(Dataset items)
*-*-*
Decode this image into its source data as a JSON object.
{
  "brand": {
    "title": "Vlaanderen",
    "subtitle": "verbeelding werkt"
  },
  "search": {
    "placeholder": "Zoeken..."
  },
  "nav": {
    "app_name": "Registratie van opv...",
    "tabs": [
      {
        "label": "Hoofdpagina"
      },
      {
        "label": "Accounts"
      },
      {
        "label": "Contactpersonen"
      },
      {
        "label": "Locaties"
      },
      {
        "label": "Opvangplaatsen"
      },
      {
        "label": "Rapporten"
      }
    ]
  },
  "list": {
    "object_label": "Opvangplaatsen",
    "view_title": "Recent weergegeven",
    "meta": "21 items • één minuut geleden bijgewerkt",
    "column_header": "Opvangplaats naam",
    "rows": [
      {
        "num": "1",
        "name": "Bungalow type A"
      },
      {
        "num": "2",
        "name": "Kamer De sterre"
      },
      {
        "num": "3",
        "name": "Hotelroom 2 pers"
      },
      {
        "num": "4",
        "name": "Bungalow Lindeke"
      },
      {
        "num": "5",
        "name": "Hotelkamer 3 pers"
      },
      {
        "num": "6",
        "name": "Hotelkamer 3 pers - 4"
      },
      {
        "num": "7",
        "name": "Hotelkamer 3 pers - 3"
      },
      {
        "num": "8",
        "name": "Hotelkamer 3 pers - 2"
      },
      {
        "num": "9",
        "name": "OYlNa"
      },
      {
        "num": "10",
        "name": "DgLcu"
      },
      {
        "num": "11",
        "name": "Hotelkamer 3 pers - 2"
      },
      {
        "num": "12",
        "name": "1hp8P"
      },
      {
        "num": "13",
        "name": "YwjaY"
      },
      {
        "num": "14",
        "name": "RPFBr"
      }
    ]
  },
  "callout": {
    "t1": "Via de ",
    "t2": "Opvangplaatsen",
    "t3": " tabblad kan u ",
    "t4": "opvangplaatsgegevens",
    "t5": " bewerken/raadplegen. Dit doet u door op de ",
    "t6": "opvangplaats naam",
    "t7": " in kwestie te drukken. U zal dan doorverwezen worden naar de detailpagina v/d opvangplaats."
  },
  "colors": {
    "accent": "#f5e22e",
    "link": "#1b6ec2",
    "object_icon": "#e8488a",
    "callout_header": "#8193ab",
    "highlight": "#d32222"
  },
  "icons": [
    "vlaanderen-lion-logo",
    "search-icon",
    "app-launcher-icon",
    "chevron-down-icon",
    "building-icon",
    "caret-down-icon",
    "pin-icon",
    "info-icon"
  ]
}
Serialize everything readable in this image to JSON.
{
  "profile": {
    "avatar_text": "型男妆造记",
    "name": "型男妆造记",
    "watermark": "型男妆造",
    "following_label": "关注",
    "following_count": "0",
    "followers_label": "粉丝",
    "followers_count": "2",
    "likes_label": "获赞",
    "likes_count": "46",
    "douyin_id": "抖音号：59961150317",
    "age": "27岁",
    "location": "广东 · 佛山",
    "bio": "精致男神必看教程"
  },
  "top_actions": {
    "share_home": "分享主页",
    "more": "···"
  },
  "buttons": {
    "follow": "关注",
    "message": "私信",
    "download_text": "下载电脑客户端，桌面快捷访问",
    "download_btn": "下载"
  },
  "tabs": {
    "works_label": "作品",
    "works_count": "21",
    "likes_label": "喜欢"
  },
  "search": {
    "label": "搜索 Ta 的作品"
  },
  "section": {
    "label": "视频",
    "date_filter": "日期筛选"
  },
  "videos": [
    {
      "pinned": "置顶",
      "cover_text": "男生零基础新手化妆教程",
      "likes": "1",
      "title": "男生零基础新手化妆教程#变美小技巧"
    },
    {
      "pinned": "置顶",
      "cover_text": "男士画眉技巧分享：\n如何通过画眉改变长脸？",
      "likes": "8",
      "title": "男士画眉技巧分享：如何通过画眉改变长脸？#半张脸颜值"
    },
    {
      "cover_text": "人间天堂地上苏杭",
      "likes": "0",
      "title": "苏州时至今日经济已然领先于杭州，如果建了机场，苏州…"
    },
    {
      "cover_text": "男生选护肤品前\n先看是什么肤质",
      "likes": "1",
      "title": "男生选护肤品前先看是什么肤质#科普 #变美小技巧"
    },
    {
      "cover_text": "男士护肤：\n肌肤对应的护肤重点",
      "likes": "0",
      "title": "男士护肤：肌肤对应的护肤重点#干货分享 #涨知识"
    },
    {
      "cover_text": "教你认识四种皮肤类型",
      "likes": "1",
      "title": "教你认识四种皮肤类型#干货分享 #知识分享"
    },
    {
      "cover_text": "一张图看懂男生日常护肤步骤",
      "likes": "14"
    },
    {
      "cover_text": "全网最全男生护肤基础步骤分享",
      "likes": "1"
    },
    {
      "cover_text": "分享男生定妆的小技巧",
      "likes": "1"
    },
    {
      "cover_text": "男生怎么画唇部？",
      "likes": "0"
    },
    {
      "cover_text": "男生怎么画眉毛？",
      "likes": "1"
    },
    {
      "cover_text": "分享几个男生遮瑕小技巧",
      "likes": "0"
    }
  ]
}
*-*-*
__Task objective__
Locate each line containing the string "Hotelkamer" and show it.

__Full output__
        "name": "Hotelkamer 3 pers"
        "name": "Hotelkamer 3 pers - 4"
        "name": "Hotelkamer 3 pers - 3"
        "name": "Hotelkamer 3 pers - 2"
        "name": "Hotelkamer 3 pers - 2"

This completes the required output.